**Stated exercise:** Report how many lines of the entries below contain the word "getDeviceInfo", and nothing more.

**Data in this exercise:**
⟨

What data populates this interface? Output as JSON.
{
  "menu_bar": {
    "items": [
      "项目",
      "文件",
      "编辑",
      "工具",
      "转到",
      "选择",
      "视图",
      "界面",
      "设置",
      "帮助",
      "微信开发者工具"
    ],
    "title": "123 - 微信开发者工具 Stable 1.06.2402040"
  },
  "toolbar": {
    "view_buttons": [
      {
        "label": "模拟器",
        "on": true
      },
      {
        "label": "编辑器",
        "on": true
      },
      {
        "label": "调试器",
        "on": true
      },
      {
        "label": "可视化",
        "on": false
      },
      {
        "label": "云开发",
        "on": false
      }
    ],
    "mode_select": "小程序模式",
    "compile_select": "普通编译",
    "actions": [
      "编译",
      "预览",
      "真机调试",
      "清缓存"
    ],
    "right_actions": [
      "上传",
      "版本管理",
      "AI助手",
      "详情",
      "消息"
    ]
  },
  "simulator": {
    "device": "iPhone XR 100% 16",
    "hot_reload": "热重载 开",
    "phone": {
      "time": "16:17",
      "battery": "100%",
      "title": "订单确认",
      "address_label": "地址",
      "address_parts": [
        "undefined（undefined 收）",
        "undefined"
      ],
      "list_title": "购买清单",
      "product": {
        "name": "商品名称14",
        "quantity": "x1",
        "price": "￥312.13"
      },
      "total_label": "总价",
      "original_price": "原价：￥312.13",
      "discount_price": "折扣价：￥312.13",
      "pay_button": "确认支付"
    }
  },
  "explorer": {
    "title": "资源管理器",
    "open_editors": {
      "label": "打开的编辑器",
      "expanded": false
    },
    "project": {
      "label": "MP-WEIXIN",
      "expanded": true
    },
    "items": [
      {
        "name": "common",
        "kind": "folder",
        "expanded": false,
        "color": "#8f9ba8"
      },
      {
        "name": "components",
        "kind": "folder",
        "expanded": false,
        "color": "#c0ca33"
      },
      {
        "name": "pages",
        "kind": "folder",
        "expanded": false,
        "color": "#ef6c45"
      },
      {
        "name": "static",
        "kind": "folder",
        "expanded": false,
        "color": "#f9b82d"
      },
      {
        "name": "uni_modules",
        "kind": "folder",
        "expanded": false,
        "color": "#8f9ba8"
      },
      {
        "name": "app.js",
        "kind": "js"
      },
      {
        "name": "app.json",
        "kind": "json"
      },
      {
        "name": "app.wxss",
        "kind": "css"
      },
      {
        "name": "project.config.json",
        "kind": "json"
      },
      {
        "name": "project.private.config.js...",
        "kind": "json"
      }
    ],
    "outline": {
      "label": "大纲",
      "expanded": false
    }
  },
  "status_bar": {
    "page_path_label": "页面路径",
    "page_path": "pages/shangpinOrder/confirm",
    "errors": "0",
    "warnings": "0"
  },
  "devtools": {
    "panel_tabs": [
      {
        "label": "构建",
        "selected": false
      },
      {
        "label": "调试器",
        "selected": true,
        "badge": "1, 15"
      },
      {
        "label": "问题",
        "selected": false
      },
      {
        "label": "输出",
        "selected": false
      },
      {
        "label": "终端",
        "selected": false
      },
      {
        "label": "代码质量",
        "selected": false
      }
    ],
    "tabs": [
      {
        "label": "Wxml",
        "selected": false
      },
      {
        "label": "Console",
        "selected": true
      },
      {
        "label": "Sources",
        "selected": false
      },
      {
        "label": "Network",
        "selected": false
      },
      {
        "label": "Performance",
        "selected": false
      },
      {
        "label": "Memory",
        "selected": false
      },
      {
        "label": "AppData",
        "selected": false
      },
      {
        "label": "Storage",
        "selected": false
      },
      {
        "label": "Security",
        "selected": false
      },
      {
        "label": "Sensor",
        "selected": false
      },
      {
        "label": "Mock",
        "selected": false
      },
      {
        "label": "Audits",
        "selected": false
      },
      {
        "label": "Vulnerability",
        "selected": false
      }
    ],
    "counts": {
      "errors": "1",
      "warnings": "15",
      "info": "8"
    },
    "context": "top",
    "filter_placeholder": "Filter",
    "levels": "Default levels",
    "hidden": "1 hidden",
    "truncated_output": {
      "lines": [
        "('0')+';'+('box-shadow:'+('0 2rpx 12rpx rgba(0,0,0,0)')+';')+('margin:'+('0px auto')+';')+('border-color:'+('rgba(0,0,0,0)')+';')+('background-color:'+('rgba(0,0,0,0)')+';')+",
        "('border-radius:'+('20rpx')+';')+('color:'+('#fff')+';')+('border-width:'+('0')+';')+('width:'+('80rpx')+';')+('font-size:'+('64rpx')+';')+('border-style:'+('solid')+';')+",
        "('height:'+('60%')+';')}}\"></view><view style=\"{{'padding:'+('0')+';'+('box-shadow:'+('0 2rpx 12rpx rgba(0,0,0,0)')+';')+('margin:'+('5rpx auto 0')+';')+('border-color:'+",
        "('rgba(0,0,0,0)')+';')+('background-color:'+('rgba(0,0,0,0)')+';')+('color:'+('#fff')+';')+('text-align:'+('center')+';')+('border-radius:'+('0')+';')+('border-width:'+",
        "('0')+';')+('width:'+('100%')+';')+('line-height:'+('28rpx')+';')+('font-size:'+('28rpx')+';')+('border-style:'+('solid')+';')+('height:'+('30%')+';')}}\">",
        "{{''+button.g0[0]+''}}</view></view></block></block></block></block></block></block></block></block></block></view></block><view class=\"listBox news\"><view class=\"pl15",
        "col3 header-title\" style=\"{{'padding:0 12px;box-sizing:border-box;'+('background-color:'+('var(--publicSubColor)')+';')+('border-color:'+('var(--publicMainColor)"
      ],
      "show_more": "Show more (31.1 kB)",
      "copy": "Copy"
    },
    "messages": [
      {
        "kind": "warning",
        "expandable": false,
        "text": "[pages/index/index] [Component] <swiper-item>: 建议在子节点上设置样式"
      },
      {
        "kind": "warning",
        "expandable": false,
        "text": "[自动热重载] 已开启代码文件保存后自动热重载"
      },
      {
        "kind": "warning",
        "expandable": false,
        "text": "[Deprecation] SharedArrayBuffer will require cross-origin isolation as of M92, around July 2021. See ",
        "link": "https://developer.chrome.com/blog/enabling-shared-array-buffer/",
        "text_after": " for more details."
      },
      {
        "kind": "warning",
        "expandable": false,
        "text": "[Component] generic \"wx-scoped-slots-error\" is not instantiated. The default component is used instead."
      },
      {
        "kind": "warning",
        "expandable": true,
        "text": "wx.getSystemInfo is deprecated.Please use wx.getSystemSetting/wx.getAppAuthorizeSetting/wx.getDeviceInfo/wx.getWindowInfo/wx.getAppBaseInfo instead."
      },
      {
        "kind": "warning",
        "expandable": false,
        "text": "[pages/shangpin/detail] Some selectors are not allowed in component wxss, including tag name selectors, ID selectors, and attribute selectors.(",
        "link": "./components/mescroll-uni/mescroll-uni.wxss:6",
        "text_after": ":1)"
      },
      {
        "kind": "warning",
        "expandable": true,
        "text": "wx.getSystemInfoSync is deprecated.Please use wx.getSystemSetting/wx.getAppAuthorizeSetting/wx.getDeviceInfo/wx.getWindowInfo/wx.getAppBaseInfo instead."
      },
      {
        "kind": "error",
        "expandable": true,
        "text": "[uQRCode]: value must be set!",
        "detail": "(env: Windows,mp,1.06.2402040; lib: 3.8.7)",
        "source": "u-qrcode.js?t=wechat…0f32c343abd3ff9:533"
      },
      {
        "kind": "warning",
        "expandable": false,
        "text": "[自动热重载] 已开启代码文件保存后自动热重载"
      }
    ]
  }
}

⟩
⟨

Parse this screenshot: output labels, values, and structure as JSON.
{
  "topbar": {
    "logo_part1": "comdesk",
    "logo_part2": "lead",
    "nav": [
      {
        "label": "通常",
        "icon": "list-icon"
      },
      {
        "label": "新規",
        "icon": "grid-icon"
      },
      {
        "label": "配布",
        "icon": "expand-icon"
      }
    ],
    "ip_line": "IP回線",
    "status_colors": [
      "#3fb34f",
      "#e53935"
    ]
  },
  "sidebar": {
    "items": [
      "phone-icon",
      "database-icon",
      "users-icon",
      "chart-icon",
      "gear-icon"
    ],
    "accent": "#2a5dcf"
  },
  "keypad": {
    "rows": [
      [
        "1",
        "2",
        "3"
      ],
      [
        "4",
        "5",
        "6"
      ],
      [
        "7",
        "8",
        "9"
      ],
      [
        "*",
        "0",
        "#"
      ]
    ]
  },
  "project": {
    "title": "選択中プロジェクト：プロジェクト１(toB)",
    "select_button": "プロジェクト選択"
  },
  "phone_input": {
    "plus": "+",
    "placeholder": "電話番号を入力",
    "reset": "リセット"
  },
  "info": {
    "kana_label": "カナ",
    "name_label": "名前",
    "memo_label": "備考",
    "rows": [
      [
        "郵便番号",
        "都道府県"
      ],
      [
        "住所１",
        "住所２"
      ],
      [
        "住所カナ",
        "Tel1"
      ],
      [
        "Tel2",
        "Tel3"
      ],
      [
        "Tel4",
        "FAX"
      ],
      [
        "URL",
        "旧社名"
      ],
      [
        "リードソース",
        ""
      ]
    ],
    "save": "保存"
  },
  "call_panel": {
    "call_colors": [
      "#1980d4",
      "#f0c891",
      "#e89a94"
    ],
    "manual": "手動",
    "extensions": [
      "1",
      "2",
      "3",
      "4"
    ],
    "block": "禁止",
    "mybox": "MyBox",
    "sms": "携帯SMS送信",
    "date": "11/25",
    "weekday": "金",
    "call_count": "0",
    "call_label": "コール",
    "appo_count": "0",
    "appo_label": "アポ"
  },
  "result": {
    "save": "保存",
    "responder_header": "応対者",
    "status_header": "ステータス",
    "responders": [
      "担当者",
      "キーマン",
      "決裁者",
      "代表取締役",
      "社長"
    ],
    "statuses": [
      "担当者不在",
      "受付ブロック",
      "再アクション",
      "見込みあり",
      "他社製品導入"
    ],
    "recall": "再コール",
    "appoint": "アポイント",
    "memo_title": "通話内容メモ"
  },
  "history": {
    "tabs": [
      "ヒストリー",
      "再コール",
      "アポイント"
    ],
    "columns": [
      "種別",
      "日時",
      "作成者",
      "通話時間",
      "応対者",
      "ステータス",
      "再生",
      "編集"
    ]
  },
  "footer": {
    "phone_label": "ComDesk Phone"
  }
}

⟩

**Answer to this task:** 2